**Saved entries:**
+ + + + +
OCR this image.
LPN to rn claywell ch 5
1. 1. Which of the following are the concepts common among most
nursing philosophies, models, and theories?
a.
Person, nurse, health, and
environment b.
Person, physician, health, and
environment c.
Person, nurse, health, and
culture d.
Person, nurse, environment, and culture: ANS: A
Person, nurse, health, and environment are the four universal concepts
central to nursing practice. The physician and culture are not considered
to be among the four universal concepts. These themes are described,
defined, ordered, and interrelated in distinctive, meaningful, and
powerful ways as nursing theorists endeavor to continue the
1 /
+ + + + +
**Work instructions:** Determine the number of lines where the string "concepts" occurs, and give that number only.

**Response:** 3